[start of Extracted data]

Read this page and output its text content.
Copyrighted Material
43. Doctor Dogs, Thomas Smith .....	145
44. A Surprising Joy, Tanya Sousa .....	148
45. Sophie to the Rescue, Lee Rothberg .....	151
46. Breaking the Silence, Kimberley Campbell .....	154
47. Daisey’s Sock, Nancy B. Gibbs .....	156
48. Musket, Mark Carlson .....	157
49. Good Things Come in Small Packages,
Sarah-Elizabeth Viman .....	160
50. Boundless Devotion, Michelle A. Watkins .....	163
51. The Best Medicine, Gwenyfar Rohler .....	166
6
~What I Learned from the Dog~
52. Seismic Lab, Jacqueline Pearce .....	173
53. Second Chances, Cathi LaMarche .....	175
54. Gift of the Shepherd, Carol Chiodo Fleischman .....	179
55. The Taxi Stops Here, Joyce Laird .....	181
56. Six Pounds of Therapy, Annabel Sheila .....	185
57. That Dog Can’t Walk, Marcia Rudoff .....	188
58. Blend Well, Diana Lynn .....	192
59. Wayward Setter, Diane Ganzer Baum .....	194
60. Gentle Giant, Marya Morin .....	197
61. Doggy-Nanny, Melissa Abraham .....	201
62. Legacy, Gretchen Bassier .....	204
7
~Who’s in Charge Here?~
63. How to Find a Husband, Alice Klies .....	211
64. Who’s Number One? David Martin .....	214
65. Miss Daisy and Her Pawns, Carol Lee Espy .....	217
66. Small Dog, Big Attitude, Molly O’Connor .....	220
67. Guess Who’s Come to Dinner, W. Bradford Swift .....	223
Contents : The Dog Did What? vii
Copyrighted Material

[end of Extracted data]

Reproduce the data in its entirety, matching each character.

Read this page and output its text content.
Copyrighted Material
43. Doctor Dogs, Thomas Smith .....	145
44. A Surprising Joy, Tanya Sousa .....	148
45. Sophie to the Rescue, Lee Rothberg .....	151
46. Breaking the Silence, Kimberley Campbell .....	154
47. Daisey’s Sock, Nancy B. Gibbs .....	156
48. Musket, Mark Carlson .....	157
49. Good Things Come in Small Packages,
Sarah-Elizabeth Viman .....	160
50. Boundless Devotion, Michelle A. Watkins .....	163
51. The Best Medicine, Gwenyfar Rohler .....	166
6
~What I Learned from the Dog~
52. Seismic Lab, Jacqueline Pearce .....	173
53. Second Chances, Cathi LaMarche .....	175
54. Gift of the Shepherd, Carol Chiodo Fleischman .....	179
55. The Taxi Stops Here, Joyce Laird .....	181
56. Six Pounds of Therapy, Annabel Sheila .....	185
57. That Dog Can’t Walk, Marcia Rudoff .....	188
58. Blend Well, Diana Lynn .....	192
59. Wayward Setter, Diane Ganzer Baum .....	194
60. Gentle Giant, Marya Morin .....	197
61. Doggy-Nanny, Melissa Abraham .....	201
62. Legacy, Gretchen Bassier .....	204
7
~Who’s in Charge Here?~
63. How to Find a Husband, Alice Klies .....	211
64. Who’s Number One? David Martin .....	214
65. Miss Daisy and Her Pawns, Carol Lee Espy .....	217
66. Small Dog, Big Attitude, Molly O’Connor .....	220
67. Guess Who’s Come to Dinner, W. Bradford Swift .....	223
Contents : The Dog Did What? vii
Copyrighted Material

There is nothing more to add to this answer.